— START OF Supplied records —
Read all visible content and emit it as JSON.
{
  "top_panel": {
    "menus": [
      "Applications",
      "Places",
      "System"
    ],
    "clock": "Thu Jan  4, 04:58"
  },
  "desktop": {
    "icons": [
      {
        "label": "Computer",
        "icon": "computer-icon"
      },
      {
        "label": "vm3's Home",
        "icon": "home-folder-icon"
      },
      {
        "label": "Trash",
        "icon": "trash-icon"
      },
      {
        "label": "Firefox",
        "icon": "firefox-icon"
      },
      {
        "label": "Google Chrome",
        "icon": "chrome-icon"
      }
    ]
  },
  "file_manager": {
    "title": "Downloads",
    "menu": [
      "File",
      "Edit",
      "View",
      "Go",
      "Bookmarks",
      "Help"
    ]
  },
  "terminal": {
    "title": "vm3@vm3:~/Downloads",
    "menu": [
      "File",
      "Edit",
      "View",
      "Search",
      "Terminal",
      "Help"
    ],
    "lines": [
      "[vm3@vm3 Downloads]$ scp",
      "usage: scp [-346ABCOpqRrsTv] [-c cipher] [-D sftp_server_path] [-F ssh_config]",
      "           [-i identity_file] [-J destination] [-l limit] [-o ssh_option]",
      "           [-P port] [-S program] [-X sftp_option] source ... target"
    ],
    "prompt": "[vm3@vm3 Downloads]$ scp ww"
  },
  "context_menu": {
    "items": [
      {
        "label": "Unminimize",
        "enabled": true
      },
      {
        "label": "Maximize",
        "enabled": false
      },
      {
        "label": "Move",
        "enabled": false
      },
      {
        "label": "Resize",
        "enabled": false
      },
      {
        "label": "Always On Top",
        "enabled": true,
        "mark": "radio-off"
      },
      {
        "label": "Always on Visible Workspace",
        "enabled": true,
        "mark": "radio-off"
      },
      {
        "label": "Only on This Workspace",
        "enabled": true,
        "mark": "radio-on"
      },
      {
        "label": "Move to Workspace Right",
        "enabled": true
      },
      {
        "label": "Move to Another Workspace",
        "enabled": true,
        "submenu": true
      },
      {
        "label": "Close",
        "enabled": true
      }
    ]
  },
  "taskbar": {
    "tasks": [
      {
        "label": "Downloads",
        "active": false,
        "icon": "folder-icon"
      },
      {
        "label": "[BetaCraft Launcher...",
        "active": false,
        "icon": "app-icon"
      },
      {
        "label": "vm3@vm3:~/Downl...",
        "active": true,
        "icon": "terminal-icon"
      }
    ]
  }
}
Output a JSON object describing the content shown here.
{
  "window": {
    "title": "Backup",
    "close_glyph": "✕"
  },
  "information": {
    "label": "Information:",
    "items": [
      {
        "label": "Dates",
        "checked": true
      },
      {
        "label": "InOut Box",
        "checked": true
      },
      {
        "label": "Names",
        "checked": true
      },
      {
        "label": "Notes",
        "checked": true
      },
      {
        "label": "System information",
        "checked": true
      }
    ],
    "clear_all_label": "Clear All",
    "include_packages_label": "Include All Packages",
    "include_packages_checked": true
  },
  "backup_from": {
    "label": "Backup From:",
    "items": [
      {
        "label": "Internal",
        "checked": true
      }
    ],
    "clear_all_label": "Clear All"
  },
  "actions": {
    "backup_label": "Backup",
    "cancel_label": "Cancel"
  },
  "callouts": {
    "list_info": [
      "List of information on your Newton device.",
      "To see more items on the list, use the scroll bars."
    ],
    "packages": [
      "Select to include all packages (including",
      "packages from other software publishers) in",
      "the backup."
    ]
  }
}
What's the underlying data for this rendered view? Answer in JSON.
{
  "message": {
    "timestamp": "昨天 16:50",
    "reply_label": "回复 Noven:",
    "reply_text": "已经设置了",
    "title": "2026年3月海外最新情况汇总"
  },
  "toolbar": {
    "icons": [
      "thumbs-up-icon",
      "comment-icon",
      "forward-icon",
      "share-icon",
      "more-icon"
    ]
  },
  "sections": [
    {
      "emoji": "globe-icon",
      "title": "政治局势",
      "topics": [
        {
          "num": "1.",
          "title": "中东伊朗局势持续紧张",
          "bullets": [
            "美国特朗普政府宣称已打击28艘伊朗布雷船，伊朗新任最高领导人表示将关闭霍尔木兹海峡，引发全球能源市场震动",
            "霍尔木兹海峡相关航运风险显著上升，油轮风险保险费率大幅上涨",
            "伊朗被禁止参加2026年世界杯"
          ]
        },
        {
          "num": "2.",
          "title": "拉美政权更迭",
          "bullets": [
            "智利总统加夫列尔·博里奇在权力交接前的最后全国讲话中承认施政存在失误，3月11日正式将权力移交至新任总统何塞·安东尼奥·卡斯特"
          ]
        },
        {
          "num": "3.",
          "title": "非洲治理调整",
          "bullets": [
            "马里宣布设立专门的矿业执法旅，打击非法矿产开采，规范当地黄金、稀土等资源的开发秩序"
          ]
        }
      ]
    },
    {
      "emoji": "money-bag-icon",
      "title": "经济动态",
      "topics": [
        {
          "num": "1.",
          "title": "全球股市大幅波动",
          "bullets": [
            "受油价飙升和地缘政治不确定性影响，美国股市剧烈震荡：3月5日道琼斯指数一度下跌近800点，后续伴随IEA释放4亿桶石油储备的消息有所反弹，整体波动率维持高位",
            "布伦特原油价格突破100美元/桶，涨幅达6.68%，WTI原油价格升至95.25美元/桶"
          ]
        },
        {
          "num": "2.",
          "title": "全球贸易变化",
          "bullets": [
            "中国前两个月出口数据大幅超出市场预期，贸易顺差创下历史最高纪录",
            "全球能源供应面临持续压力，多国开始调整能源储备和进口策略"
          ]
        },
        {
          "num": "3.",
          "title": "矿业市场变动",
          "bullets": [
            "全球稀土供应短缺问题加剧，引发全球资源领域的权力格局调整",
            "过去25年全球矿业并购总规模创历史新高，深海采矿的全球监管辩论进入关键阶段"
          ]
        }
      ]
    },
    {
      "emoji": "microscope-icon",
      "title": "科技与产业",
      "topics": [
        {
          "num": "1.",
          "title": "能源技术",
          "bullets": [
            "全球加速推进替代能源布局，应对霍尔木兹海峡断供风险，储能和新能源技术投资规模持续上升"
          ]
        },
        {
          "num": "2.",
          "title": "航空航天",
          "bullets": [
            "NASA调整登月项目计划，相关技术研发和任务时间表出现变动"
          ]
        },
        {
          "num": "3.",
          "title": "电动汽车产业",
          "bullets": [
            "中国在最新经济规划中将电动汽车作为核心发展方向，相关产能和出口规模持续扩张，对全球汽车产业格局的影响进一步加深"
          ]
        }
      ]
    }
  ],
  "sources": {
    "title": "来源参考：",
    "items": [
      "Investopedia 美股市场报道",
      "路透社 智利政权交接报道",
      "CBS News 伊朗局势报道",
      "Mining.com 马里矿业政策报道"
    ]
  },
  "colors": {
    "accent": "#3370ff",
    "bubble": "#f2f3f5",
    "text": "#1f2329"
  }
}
— END OF Supplied records —
What is required →
Copy out every line of the data above, exactly as given.

Solution for this task →
Read all visible content and emit it as JSON.
{
  "top_panel": {
    "menus": [
      "Applications",
      "Places",
      "System"
    ],
    "clock": "Thu Jan  4, 04:58"
  },
  "desktop": {
    "icons": [
      {
        "label": "Computer",
        "icon": "computer-icon"
      },
      {
        "label": "vm3's Home",
        "icon": "home-folder-icon"
      },
      {
        "label": "Trash",
        "icon": "trash-icon"
      },
      {
        "label": "Firefox",
        "icon": "firefox-icon"
      },
      {
        "label": "Google Chrome",
        "icon": "chrome-icon"
      }
    ]
  },
  "file_manager": {
    "title": "Downloads",
    "menu": [
      "File",
      "Edit",
      "View",
      "Go",
      "Bookmarks",
      "Help"
    ]
  },
  "terminal": {
    "title": "vm3@vm3:~/Downloads",
    "menu": [
      "File",
      "Edit",
      "View",
      "Search",
      "Terminal",
      "Help"
    ],
    "lines": [
      "[vm3@vm3 Downloads]$ scp",
      "usage: scp [-346ABCOpqRrsTv] [-c cipher] [-D sftp_server_path] [-F ssh_config]",
      "           [-i identity_file] [-J destination] [-l limit] [-o ssh_option]",
      "           [-P port] [-S program] [-X sftp_option] source ... target"
    ],
    "prompt": "[vm3@vm3 Downloads]$ scp ww"
  },
  "context_menu": {
    "items": [
      {
        "label": "Unminimize",
        "enabled": true
      },
      {
        "label": "Maximize",
        "enabled": false
      },
      {
        "label": "Move",
        "enabled": false
      },
      {
        "label": "Resize",
        "enabled": false
      },
      {
        "label": "Always On Top",
        "enabled": true,
        "mark": "radio-off"
      },
      {
        "label": "Always on Visible Workspace",
        "enabled": true,
        "mark": "radio-off"
      },
      {
        "label": "Only on This Workspace",
        "enabled": true,
        "mark": "radio-on"
      },
      {
        "label": "Move to Workspace Right",
        "enabled": true
      },
      {
        "label": "Move to Another Workspace",
        "enabled": true,
        "submenu": true
      },
      {
        "label": "Close",
        "enabled": true
      }
    ]
  },
  "taskbar": {
    "tasks": [
      {
        "label": "Downloads",
        "active": false,
        "icon": "folder-icon"
      },
      {
        "label": "[BetaCraft Launcher...",
        "active": false,
        "icon": "app-icon"
      },
      {
        "label": "vm3@vm3:~/Downl...",
        "active": true,
        "icon": "terminal-icon"
      }
    ]
  }
}
Output a JSON object describing the content shown here.
{
  "window": {
    "title": "Backup",
    "close_glyph": "✕"
  },
  "information": {
    "label": "Information:",
    "items": [
      {
        "label": "Dates",
        "checked": true
      },
      {
        "label": "InOut Box",
        "checked": true
      },
      {
        "label": "Names",
        "checked": true
      },
      {
        "label": "Notes",
        "checked": true
      },
      {
        "label": "System information",
        "checked": true
      }
    ],
    "clear_all_label": "Clear All",
    "include_packages_label": "Include All Packages",
    "include_packages_checked": true
  },
  "backup_from": {
    "label": "Backup From:",
    "items": [
      {
        "label": "Internal",
        "checked": true
      }
    ],
    "clear_all_label": "Clear All"
  },
  "actions": {
    "backup_label": "Backup",
    "cancel_label": "Cancel"
  },
  "callouts": {
    "list_info": [
      "List of information on your Newton device.",
      "To see more items on the list, use the scroll bars."
    ],
    "packages": [
      "Select to include all packages (including",
      "packages from other software publishers) in",
      "the backup."
    ]
  }
}
What's the underlying data for this rendered view? Answer in JSON.
{
  "message": {
    "timestamp": "昨天 16:50",
    "reply_label": "回复 Noven:",
    "reply_text": "已经设置了",
    "title": "2026年3月海外最新情况汇总"
  },
  "toolbar": {
    "icons": [
      "thumbs-up-icon",
      "comment-icon",
      "forward-icon",
      "share-icon",
      "more-icon"
    ]
  },
  "sections": [
    {
      "emoji": "globe-icon",
      "title": "政治局势",
      "topics": [
        {
          "num": "1.",
          "title": "中东伊朗局势持续紧张",
          "bullets": [
            "美国特朗普政府宣称已打击28艘伊朗布雷船，伊朗新任最高领导人表示将关闭霍尔木兹海峡，引发全球能源市场震动",
            "霍尔木兹海峡相关航运风险显著上升，油轮风险保险费率大幅上涨",
            "伊朗被禁止参加2026年世界杯"
          ]
        },
        {
          "num": "2.",
          "title": "拉美政权更迭",
          "bullets": [
            "智利总统加夫列尔·博里奇在权力交接前的最后全国讲话中承认施政存在失误，3月11日正式将权力移交至新任总统何塞·安东尼奥·卡斯特"
          ]
        },
        {
          "num": "3.",
          "title": "非洲治理调整",
          "bullets": [
            "马里宣布设立专门的矿业执法旅，打击非法矿产开采，规范当地黄金、稀土等资源的开发秩序"
          ]
        }
      ]
    },
    {
      "emoji": "money-bag-icon",
      "title": "经济动态",
      "topics": [
        {
          "num": "1.",
          "title": "全球股市大幅波动",
          "bullets": [
            "受油价飙升和地缘政治不确定性影响，美国股市剧烈震荡：3月5日道琼斯指数一度下跌近800点，后续伴随IEA释放4亿桶石油储备的消息有所反弹，整体波动率维持高位",
            "布伦特原油价格突破100美元/桶，涨幅达6.68%，WTI原油价格升至95.25美元/桶"
          ]
        },
        {
          "num": "2.",
          "title": "全球贸易变化",
          "bullets": [
            "中国前两个月出口数据大幅超出市场预期，贸易顺差创下历史最高纪录",
            "全球能源供应面临持续压力，多国开始调整能源储备和进口策略"
          ]
        },
        {
          "num": "3.",
          "title": "矿业市场变动",
          "bullets": [
            "全球稀土供应短缺问题加剧，引发全球资源领域的权力格局调整",
            "过去25年全球矿业并购总规模创历史新高，深海采矿的全球监管辩论进入关键阶段"
          ]
        }
      ]
    },
    {
      "emoji": "microscope-icon",
      "title": "科技与产业",
      "topics": [
        {
          "num": "1.",
          "title": "能源技术",
          "bullets": [
            "全球加速推进替代能源布局，应对霍尔木兹海峡断供风险，储能和新能源技术投资规模持续上升"
          ]
        },
        {
          "num": "2.",
          "title": "航空航天",
          "bullets": [
            "NASA调整登月项目计划，相关技术研发和任务时间表出现变动"
          ]
        },
        {
          "num": "3.",
          "title": "电动汽车产业",
          "bullets": [
            "中国在最新经济规划中将电动汽车作为核心发展方向，相关产能和出口规模持续扩张，对全球汽车产业格局的影响进一步加深"
          ]
        }
      ]
    }
  ],
  "sources": {
    "title": "来源参考：",
    "items": [
      "Investopedia 美股市场报道",
      "路透社 智利政权交接报道",
      "CBS News 伊朗局势报道",
      "Mining.com 马里矿业政策报道"
    ]
  },
  "colors": {
    "accent": "#3370ff",
    "bubble": "#f2f3f5",
    "text": "#1f2329"
  }
}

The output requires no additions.